TO DO -> Go through the data below. List every line that holds the word "title".
─── EXERCISE MATERIAL
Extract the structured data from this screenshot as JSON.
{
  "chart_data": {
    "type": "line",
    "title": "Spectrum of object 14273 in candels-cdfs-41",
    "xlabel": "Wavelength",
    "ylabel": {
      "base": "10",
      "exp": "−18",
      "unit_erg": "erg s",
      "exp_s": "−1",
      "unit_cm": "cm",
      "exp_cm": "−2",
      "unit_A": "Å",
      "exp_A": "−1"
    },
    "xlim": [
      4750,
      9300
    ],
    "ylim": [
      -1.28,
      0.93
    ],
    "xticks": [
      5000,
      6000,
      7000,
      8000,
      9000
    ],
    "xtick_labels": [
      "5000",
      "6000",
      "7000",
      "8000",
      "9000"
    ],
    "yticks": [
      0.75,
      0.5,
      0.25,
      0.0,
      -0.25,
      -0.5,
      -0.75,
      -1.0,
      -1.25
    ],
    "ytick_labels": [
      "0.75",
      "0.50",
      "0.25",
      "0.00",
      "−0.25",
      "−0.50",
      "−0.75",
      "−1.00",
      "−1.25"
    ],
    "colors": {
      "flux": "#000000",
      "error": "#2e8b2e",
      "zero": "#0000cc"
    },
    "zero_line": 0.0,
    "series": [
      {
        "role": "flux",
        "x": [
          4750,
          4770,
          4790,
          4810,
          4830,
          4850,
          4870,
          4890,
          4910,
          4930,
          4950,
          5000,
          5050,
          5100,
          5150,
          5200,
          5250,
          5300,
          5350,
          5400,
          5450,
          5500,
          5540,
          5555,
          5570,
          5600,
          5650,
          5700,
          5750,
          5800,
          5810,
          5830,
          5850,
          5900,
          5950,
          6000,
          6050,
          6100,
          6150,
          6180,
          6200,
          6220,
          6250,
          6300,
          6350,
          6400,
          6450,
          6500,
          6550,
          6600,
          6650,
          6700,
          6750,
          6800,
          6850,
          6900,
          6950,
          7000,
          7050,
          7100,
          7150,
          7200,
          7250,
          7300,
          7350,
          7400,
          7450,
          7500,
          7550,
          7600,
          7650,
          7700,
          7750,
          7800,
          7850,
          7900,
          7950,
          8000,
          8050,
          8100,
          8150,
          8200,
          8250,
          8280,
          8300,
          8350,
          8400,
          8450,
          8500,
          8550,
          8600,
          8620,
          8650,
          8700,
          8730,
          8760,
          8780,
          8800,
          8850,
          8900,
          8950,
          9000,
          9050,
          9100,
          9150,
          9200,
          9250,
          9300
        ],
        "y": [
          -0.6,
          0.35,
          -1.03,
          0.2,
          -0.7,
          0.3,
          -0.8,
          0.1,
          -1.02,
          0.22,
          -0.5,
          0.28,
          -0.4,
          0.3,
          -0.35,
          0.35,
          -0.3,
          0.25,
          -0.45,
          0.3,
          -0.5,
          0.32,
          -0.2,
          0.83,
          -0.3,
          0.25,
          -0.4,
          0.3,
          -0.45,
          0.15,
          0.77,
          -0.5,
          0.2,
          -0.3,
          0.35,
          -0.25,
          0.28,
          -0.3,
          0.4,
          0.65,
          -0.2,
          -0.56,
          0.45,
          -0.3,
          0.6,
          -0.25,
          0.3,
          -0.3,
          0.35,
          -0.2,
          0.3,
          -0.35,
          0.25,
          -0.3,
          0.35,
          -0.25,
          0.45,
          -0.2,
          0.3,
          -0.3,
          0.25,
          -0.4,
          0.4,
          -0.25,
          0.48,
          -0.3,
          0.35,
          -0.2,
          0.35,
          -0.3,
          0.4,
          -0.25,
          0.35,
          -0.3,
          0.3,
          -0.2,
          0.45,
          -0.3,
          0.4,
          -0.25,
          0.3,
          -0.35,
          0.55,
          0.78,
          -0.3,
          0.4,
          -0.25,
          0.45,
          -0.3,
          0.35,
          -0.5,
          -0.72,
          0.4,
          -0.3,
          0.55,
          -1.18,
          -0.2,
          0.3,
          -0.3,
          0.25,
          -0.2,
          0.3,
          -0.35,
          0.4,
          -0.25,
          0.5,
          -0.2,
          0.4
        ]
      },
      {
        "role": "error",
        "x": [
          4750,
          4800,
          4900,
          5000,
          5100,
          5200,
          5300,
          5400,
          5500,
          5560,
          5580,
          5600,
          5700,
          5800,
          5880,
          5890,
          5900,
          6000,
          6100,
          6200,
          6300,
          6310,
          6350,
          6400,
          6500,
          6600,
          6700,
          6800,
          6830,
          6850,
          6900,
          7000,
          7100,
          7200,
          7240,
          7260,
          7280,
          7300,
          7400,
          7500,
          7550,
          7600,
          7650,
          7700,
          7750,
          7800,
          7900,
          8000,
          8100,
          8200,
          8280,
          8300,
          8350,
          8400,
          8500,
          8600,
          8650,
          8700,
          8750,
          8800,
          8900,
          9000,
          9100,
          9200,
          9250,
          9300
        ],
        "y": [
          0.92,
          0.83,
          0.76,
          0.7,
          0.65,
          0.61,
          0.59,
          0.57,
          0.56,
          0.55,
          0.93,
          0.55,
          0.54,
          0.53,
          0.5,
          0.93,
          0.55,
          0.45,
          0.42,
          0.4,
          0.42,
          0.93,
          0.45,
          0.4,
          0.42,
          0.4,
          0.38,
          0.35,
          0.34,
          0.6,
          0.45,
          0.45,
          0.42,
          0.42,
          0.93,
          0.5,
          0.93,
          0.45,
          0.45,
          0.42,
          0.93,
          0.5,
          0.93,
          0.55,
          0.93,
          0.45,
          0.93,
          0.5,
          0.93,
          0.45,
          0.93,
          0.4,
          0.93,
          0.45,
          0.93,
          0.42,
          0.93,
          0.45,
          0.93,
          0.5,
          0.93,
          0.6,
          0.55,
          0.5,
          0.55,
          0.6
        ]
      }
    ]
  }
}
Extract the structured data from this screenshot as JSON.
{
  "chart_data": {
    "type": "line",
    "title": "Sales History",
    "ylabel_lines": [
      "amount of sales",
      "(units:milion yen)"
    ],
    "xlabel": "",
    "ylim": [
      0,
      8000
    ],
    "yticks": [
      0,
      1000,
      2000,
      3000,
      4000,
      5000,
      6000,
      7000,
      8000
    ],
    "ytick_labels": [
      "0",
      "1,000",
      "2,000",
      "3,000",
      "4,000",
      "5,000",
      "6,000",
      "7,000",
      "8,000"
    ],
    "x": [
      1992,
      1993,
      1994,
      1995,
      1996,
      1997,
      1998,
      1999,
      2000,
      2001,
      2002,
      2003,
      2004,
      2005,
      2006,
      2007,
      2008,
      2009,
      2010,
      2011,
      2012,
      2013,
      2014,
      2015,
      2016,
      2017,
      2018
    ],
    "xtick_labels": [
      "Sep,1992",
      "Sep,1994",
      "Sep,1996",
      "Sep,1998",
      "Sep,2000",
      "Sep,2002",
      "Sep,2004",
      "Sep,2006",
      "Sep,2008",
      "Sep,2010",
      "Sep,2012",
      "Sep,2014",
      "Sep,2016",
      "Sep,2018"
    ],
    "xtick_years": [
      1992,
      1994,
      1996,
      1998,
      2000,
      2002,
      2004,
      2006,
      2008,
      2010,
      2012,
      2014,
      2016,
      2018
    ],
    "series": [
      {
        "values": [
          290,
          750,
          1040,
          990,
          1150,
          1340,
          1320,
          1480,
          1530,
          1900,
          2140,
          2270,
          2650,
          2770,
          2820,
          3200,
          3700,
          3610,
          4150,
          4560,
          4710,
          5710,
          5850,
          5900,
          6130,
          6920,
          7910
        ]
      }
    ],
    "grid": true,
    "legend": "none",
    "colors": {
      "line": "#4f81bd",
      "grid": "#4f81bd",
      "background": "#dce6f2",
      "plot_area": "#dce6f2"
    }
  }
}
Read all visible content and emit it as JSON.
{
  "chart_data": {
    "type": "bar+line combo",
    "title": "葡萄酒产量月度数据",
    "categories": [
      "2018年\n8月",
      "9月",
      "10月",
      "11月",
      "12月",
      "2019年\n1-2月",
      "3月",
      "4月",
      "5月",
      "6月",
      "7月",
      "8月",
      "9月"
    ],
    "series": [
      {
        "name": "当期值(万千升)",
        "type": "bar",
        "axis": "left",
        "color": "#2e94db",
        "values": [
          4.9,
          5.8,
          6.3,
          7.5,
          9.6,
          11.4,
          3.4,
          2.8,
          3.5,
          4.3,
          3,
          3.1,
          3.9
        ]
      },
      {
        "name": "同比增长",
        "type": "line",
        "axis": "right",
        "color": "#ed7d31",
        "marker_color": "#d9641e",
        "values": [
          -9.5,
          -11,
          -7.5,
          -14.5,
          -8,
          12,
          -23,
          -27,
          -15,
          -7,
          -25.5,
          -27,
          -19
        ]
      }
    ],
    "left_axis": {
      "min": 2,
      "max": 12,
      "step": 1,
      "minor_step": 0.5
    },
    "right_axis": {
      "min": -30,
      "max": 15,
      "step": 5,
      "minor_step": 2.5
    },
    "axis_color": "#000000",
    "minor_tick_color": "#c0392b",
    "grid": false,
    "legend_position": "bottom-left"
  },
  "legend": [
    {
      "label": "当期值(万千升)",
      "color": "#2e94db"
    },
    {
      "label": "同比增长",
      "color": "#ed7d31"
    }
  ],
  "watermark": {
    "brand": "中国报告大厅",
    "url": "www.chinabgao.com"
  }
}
──────
RESPONSE TO THIS EXERCISE ->
    "title": "Spectrum of object 14273 in candels-cdfs-41",
    "title": "Sales History",
    "title": "葡萄酒产量月度数据",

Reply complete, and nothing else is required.